Quote every line as given.

[START EXERCISE INPUT]

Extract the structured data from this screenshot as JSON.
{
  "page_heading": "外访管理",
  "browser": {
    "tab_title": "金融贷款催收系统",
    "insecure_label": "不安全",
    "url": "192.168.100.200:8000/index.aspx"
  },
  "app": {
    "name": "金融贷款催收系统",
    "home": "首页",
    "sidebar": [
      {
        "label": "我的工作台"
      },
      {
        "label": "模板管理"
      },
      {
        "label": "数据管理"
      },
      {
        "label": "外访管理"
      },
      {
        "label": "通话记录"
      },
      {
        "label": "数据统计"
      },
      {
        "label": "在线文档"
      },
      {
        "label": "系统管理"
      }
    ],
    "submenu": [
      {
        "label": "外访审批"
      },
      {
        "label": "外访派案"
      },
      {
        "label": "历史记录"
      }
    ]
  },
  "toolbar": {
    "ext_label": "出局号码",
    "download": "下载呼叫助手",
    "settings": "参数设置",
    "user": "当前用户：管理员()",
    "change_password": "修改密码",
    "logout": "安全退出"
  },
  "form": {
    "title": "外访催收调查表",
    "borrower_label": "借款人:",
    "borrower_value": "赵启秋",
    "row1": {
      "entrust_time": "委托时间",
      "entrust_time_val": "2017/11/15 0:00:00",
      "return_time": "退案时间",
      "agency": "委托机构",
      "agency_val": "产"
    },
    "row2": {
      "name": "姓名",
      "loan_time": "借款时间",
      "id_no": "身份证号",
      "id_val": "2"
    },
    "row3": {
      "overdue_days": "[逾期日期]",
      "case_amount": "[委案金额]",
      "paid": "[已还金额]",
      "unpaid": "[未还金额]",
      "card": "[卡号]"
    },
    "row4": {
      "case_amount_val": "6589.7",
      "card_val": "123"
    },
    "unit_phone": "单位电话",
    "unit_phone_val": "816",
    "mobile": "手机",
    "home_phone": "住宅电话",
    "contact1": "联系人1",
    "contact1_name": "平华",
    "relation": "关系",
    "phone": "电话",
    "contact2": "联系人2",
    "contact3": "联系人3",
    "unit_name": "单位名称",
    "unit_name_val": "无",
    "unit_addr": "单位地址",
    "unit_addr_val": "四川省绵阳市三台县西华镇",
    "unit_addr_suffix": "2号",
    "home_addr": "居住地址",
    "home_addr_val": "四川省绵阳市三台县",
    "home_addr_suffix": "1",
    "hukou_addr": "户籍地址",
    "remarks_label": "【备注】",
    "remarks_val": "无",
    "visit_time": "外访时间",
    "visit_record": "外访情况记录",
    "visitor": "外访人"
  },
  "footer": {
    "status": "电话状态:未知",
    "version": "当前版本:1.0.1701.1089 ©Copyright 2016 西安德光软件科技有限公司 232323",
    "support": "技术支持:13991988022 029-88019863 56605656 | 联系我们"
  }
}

[END EXERCISE INPUT]

RESPONSE TO THE TASK
Extract the structured data from this screenshot as JSON.
{
  "page_heading": "外访管理",
  "browser": {
    "tab_title": "金融贷款催收系统",
    "insecure_label": "不安全",
    "url": "192.168.100.200:8000/index.aspx"
  },
  "app": {
    "name": "金融贷款催收系统",
    "home": "首页",
    "sidebar": [
      {
        "label": "我的工作台"
      },
      {
        "label": "模板管理"
      },
      {
        "label": "数据管理"
      },
      {
        "label": "外访管理"
      },
      {
        "label": "通话记录"
      },
      {
        "label": "数据统计"
      },
      {
        "label": "在线文档"
      },
      {
        "label": "系统管理"
      }
    ],
    "submenu": [
      {
        "label": "外访审批"
      },
      {
        "label": "外访派案"
      },
      {
        "label": "历史记录"
      }
    ]
  },
  "toolbar": {
    "ext_label": "出局号码",
    "download": "下载呼叫助手",
    "settings": "参数设置",
    "user": "当前用户：管理员()",
    "change_password": "修改密码",
    "logout": "安全退出"
  },
  "form": {
    "title": "外访催收调查表",
    "borrower_label": "借款人:",
    "borrower_value": "赵启秋",
    "row1": {
      "entrust_time": "委托时间",
      "entrust_time_val": "2017/11/15 0:00:00",
      "return_time": "退案时间",
      "agency": "委托机构",
      "agency_val": "产"
    },
    "row2": {
      "name": "姓名",
      "loan_time": "借款时间",
      "id_no": "身份证号",
      "id_val": "2"
    },
    "row3": {
      "overdue_days": "[逾期日期]",
      "case_amount": "[委案金额]",
      "paid": "[已还金额]",
      "unpaid": "[未还金额]",
      "card": "[卡号]"
    },
    "row4": {
      "case_amount_val": "6589.7",
      "card_val": "123"
    },
    "unit_phone": "单位电话",
    "unit_phone_val": "816",
    "mobile": "手机",
    "home_phone": "住宅电话",
    "contact1": "联系人1",
    "contact1_name": "平华",
    "relation": "关系",
    "phone": "电话",
    "contact2": "联系人2",
    "contact3": "联系人3",
    "unit_name": "单位名称",
    "unit_name_val": "无",
    "unit_addr": "单位地址",
    "unit_addr_val": "四川省绵阳市三台县西华镇",
    "unit_addr_suffix": "2号",
    "home_addr": "居住地址",
    "home_addr_val": "四川省绵阳市三台县",
    "home_addr_suffix": "1",
    "hukou_addr": "户籍地址",
    "remarks_label": "【备注】",
    "remarks_val": "无",
    "visit_time": "外访时间",
    "visit_record": "外访情况记录",
    "visitor": "外访人"
  },
  "footer": {
    "status": "电话状态:未知",
    "version": "当前版本:1.0.1701.1089 ©Copyright 2016 西安德光软件科技有限公司 232323",
    "support": "技术支持:13991988022 029-88019863 56605656 | 联系我们"
  }
}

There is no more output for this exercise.